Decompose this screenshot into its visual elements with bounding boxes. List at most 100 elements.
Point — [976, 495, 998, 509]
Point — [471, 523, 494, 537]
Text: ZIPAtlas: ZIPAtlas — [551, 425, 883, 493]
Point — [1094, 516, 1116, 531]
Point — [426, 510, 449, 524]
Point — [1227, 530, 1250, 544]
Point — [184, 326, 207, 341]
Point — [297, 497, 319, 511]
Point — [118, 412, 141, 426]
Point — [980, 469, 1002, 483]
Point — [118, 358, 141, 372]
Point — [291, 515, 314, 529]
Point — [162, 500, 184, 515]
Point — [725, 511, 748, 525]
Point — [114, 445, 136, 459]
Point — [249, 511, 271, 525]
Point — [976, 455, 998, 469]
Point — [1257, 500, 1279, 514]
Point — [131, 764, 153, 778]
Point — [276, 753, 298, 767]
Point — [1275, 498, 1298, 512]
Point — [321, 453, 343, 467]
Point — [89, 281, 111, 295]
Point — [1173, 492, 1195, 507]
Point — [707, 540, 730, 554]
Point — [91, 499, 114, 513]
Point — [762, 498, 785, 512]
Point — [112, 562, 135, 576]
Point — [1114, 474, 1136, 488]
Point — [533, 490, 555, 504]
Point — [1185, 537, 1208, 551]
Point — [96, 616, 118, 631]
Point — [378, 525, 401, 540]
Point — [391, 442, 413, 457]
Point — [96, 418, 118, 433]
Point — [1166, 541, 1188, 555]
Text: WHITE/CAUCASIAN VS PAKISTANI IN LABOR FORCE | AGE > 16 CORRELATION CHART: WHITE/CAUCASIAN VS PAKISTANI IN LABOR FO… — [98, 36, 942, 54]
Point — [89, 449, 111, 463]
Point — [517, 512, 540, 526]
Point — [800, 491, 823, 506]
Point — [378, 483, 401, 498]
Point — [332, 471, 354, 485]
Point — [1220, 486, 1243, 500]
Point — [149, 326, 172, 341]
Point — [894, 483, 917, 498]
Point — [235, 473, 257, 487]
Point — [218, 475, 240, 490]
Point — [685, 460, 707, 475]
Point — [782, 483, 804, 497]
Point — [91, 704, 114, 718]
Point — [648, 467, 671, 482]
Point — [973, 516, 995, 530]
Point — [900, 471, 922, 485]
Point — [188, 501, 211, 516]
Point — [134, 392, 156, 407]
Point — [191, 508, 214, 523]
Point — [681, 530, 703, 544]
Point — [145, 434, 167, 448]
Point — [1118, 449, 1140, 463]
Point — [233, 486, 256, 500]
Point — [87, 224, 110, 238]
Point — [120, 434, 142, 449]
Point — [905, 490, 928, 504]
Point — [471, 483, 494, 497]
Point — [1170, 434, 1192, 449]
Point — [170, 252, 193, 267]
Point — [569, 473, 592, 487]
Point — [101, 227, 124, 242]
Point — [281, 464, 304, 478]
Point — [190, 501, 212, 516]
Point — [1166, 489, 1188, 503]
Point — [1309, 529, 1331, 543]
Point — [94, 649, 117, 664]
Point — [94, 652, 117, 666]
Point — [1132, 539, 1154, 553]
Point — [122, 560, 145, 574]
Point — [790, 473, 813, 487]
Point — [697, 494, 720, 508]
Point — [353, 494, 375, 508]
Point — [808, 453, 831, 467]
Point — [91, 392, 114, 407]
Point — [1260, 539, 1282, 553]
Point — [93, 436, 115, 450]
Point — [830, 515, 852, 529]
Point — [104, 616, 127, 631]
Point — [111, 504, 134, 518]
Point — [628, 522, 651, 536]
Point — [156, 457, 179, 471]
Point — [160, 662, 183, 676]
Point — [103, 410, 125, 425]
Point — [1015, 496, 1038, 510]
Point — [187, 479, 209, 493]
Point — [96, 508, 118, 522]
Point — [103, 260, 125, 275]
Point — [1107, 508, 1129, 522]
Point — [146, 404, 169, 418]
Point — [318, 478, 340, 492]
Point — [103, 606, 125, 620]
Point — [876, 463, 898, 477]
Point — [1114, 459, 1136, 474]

::::::::::

§ **TASK INSTRUCTIONS**: Rewrite the records from the start through the line containing "Point — [1094, 516, 1116, 531]", with "bounding boxes" replaced by "box coordinates" and everything else unchanged.

§ **RESPONSE TO THE EXERCISE**:
Decompose this screenshot into its visual elements with box coordinates. List at most 100 elements.
Point — [976, 495, 998, 509]
Point — [471, 523, 494, 537]
Text: ZIPAtlas: ZIPAtlas — [551, 425, 883, 493]
Point — [1094, 516, 1116, 531]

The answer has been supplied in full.